- PROBLEM DESCRIPTION: Identify every line in the records below that contains the word "discount", and reproduce each one.
═════ WORKING DATA
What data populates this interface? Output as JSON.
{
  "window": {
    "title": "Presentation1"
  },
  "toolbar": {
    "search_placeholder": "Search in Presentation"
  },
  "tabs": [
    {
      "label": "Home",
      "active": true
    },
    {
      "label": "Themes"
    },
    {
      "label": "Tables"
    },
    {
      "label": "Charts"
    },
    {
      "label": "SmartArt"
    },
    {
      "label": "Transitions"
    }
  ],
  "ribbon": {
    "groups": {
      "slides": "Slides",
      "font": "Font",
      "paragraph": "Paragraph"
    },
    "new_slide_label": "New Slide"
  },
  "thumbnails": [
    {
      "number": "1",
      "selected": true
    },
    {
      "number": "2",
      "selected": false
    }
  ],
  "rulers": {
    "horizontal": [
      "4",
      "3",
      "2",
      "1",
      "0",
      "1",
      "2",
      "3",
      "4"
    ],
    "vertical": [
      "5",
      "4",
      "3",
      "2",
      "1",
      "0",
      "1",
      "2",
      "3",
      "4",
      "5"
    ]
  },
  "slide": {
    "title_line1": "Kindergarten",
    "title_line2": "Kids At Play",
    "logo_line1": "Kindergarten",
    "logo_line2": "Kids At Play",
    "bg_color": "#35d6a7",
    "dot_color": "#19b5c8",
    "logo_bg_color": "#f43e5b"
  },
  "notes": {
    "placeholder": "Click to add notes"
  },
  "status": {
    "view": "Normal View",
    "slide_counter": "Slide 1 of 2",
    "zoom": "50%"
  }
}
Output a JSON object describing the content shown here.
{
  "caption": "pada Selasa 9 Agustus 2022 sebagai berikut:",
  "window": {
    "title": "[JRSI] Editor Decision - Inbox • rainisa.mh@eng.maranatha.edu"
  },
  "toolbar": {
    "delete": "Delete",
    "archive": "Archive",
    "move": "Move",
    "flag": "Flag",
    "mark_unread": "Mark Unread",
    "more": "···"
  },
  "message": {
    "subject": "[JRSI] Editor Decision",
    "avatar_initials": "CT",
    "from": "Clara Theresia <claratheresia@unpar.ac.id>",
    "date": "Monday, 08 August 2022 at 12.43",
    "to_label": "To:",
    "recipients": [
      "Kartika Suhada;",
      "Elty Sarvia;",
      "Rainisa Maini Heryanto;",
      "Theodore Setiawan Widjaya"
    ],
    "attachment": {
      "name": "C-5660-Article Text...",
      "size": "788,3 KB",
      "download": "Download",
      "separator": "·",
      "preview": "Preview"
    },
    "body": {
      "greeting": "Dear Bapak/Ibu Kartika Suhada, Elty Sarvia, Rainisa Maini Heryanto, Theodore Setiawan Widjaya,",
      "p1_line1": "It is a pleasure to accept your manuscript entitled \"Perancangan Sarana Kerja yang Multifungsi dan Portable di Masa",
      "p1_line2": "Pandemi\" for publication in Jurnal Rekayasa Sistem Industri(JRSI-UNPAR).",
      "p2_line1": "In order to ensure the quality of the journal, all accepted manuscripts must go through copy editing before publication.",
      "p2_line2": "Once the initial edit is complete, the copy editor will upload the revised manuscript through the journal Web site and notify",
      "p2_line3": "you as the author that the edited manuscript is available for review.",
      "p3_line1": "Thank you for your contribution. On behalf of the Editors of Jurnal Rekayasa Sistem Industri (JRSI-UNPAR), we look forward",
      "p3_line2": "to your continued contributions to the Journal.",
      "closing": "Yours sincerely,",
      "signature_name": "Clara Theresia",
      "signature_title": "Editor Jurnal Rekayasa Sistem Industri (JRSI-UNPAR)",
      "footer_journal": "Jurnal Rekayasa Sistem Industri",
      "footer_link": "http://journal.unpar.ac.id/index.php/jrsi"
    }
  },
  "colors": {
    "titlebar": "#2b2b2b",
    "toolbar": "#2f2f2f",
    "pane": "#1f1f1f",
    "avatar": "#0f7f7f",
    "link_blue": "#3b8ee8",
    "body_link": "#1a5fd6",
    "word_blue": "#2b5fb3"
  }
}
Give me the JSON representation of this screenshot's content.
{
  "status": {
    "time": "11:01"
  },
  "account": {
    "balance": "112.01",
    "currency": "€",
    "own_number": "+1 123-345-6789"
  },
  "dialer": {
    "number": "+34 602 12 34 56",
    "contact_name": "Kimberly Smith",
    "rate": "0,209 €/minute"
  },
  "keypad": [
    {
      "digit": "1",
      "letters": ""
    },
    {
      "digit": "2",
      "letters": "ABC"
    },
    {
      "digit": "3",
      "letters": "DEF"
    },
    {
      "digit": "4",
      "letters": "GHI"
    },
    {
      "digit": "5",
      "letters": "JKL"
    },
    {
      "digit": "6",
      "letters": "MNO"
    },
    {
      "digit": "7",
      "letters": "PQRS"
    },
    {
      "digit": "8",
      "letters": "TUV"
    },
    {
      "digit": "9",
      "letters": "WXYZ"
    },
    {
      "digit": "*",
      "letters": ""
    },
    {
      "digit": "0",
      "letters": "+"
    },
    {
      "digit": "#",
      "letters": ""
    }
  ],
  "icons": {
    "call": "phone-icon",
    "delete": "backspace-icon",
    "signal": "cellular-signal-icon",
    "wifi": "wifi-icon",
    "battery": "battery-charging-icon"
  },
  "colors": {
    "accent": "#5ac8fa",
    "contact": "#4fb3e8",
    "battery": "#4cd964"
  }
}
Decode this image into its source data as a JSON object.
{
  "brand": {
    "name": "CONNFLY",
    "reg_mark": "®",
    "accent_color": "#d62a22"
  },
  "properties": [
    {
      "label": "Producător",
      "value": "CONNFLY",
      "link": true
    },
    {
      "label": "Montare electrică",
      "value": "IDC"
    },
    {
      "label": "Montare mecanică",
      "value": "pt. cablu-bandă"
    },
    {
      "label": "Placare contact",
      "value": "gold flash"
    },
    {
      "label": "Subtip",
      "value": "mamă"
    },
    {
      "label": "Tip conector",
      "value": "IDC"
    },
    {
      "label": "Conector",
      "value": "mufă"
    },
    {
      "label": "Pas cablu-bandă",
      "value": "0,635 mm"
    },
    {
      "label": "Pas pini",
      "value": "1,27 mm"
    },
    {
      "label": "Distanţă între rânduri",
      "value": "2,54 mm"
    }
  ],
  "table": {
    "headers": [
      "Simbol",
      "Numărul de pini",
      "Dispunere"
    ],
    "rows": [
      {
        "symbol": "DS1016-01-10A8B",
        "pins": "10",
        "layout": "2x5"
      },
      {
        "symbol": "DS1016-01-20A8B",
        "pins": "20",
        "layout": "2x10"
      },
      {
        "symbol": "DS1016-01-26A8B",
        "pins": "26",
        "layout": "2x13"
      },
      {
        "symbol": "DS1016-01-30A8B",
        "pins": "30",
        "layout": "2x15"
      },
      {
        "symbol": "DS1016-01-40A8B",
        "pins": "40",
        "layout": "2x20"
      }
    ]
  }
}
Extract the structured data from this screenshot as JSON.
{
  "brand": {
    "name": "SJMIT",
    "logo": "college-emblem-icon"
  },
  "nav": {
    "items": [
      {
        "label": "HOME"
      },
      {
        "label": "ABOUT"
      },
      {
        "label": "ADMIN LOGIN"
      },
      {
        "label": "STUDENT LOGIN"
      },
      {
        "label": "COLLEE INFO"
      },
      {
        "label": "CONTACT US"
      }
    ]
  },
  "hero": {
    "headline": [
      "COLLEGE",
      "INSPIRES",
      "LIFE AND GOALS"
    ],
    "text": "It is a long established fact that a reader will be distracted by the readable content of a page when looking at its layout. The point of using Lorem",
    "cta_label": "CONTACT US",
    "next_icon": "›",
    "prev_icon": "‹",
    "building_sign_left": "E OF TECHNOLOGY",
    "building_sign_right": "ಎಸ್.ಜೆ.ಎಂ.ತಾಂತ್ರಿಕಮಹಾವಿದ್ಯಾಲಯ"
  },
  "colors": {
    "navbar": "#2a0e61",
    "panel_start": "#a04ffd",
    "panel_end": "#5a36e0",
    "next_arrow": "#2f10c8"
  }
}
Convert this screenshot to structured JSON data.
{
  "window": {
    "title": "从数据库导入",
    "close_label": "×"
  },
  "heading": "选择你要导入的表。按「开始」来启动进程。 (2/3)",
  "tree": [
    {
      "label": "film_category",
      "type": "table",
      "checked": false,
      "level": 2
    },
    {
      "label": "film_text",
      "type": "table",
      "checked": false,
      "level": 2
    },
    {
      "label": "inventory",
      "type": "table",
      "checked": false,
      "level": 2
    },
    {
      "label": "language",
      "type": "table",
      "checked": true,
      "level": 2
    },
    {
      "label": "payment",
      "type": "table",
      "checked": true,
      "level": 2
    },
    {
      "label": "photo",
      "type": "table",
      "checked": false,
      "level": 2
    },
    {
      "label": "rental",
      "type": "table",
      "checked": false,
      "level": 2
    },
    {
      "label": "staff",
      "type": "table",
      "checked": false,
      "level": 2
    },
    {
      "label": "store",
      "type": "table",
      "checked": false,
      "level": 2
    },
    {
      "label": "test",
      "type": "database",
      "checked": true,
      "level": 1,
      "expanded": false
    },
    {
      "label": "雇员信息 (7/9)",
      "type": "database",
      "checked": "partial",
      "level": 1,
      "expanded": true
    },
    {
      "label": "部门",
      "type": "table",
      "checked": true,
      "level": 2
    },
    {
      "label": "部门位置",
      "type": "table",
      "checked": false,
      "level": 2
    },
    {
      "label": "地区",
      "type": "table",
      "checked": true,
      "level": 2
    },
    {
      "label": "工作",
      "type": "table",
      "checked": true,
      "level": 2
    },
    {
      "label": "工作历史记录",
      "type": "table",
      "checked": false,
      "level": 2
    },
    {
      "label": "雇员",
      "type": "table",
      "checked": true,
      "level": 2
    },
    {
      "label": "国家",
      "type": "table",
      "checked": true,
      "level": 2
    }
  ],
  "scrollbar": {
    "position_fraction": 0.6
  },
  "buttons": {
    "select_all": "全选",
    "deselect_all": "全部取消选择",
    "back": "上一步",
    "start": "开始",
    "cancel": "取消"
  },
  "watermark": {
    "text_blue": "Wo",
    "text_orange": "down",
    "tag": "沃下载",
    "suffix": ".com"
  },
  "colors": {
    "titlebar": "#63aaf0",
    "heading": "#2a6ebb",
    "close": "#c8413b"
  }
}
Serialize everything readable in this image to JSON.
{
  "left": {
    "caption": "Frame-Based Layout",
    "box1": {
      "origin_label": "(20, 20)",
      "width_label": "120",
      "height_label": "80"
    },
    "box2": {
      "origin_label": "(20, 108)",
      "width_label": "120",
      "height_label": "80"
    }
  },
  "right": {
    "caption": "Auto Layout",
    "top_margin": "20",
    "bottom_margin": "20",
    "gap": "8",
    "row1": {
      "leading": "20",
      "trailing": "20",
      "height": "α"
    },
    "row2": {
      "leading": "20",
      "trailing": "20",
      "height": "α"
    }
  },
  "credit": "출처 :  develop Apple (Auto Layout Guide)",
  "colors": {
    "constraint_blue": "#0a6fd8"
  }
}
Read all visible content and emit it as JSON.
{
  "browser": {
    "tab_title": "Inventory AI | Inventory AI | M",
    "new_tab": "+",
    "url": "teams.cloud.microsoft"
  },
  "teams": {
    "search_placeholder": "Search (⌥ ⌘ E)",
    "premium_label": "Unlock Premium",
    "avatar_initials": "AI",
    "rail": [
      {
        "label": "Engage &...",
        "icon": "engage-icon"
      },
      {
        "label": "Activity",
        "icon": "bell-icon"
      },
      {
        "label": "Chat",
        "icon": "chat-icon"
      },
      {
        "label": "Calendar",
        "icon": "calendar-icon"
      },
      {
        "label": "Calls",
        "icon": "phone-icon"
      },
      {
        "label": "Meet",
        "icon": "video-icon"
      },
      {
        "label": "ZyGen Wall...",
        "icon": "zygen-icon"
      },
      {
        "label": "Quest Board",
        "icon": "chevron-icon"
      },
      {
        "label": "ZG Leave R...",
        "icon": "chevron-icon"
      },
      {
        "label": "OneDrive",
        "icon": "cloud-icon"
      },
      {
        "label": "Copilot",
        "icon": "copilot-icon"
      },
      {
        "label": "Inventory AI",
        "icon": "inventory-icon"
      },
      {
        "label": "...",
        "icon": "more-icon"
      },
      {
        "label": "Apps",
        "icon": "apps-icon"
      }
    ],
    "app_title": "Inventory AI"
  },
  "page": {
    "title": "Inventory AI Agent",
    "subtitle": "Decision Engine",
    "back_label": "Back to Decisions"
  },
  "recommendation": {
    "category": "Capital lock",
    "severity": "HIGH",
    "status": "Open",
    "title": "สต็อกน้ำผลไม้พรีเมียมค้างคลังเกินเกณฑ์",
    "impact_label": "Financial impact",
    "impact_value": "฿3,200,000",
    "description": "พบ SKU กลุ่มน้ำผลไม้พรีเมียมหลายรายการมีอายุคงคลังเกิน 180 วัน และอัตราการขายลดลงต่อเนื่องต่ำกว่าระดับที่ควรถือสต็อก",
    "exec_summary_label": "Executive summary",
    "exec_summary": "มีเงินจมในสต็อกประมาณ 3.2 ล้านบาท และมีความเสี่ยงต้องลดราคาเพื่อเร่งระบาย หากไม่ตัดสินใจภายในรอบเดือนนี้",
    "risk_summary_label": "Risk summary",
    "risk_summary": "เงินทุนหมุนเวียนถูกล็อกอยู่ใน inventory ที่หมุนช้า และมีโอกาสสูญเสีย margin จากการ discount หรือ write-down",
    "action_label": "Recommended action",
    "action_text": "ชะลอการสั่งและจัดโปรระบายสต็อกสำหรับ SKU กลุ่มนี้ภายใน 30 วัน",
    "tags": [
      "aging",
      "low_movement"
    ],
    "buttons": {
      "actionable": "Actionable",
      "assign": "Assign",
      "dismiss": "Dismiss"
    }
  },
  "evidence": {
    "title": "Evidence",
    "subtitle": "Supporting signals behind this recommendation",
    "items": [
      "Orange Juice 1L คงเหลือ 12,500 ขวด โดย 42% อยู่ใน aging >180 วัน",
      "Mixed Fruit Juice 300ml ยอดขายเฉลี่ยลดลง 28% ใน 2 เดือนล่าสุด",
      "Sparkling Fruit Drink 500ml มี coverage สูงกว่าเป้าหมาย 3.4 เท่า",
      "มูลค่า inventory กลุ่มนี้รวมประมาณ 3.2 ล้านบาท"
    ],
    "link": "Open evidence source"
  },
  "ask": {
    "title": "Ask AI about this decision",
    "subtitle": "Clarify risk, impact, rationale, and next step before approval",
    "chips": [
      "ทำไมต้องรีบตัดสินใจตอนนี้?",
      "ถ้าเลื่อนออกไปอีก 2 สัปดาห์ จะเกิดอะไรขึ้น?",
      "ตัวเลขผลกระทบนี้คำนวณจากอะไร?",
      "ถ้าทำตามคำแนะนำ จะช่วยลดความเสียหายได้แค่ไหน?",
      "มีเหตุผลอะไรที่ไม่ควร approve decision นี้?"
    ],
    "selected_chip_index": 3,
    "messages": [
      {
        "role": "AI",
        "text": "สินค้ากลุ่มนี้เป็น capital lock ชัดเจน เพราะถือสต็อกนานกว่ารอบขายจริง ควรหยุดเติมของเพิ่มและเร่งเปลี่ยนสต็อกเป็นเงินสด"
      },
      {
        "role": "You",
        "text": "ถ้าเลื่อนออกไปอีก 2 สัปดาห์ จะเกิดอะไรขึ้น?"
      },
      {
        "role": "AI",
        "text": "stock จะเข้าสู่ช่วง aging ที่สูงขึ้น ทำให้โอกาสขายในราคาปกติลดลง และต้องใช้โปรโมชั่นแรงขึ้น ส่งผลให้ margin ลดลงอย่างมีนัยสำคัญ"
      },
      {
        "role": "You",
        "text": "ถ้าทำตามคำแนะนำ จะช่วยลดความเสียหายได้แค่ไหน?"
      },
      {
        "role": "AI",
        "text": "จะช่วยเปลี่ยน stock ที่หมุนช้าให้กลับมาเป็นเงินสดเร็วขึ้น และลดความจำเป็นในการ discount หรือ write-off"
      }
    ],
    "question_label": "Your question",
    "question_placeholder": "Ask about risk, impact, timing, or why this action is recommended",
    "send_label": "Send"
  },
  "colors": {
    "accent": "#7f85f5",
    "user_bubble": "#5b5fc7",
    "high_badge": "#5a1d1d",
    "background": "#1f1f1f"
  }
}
══════════
- RESPONSE:
    "risk_summary": "เงินทุนหมุนเวียนถูกล็อกอยู่ใน inventory ที่หมุนช้า และมีโอกาสสูญเสีย margin จากการ discount หรือ write-down",
        "text": "จะช่วยเปลี่ยน stock ที่หมุนช้าให้กลับมาเป็นเงินสดเร็วขึ้น และลดความจำเป็นในการ discount หรือ write-off"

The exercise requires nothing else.